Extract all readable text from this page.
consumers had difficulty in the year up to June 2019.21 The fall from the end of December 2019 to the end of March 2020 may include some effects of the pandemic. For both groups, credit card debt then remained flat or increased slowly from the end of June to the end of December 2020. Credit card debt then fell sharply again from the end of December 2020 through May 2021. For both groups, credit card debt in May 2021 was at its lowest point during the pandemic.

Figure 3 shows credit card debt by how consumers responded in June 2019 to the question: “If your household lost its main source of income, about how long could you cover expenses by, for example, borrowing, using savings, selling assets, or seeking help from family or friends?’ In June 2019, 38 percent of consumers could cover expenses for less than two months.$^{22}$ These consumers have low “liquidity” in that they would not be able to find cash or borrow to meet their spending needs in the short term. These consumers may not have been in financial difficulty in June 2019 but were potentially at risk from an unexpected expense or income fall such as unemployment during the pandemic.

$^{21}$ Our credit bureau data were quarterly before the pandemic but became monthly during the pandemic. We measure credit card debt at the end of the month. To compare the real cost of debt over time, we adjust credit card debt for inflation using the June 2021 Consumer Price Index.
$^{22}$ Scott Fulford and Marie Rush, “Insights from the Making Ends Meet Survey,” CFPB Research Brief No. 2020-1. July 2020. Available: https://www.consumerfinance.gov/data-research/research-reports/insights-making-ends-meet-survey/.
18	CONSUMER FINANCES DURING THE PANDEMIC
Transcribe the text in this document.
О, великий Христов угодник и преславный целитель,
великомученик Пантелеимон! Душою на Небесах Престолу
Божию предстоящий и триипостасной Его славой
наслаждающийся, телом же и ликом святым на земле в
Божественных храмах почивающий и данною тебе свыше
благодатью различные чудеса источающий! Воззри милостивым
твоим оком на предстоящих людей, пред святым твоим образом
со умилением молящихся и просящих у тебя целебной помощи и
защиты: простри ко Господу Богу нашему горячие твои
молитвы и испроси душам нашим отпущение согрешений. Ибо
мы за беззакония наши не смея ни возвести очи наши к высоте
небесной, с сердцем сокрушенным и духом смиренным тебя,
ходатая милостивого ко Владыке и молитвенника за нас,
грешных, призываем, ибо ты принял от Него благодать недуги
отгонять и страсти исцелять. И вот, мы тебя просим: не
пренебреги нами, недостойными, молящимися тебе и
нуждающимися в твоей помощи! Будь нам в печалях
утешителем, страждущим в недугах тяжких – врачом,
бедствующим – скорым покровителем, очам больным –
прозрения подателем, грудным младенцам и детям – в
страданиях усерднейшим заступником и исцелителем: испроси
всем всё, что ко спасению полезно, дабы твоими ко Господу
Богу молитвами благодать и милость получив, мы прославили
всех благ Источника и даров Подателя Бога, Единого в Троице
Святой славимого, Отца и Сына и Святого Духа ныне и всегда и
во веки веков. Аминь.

Brief: Every line of the data above should be reproduced word for word.

Result below:
Extract all readable text from this page.
consumers had difficulty in the year up to June 2019.21 The fall from the end of December 2019 to the end of March 2020 may include some effects of the pandemic. For both groups, credit card debt then remained flat or increased slowly from the end of June to the end of December 2020. Credit card debt then fell sharply again from the end of December 2020 through May 2021. For both groups, credit card debt in May 2021 was at its lowest point during the pandemic.

Figure 3 shows credit card debt by how consumers responded in June 2019 to the question: “If your household lost its main source of income, about how long could you cover expenses by, for example, borrowing, using savings, selling assets, or seeking help from family or friends?’ In June 2019, 38 percent of consumers could cover expenses for less than two months.$^{22}$ These consumers have low “liquidity” in that they would not be able to find cash or borrow to meet their spending needs in the short term. These consumers may not have been in financial difficulty in June 2019 but were potentially at risk from an unexpected expense or income fall such as unemployment during the pandemic.

$^{21}$ Our credit bureau data were quarterly before the pandemic but became monthly during the pandemic. We measure credit card debt at the end of the month. To compare the real cost of debt over time, we adjust credit card debt for inflation using the June 2021 Consumer Price Index.
$^{22}$ Scott Fulford and Marie Rush, “Insights from the Making Ends Meet Survey,” CFPB Research Brief No. 2020-1. July 2020. Available: https://www.consumerfinance.gov/data-research/research-reports/insights-making-ends-meet-survey/.
18	CONSUMER FINANCES DURING THE PANDEMIC
Transcribe the text in this document.
О, великий Христов угодник и преславный целитель,
великомученик Пантелеимон! Душою на Небесах Престолу
Божию предстоящий и триипостасной Его славой
наслаждающийся, телом же и ликом святым на земле в
Божественных храмах почивающий и данною тебе свыше
благодатью различные чудеса источающий! Воззри милостивым
твоим оком на предстоящих людей, пред святым твоим образом
со умилением молящихся и просящих у тебя целебной помощи и
защиты: простри ко Господу Богу нашему горячие твои
молитвы и испроси душам нашим отпущение согрешений. Ибо
мы за беззакония наши не смея ни возвести очи наши к высоте
небесной, с сердцем сокрушенным и духом смиренным тебя,
ходатая милостивого ко Владыке и молитвенника за нас,
грешных, призываем, ибо ты принял от Него благодать недуги
отгонять и страсти исцелять. И вот, мы тебя просим: не
пренебреги нами, недостойными, молящимися тебе и
нуждающимися в твоей помощи! Будь нам в печалях
утешителем, страждущим в недугах тяжких – врачом,
бедствующим – скорым покровителем, очам больным –
прозрения подателем, грудным младенцам и детям – в
страданиях усерднейшим заступником и исцелителем: испроси
всем всё, что ко спасению полезно, дабы твоими ко Господу
Богу молитвами благодать и милость получив, мы прославили
всех благ Источника и даров Подателя Бога, Единого в Троице
Святой славимого, Отца и Сына и Святого Духа ныне и всегда и
во веки веков. Аминь.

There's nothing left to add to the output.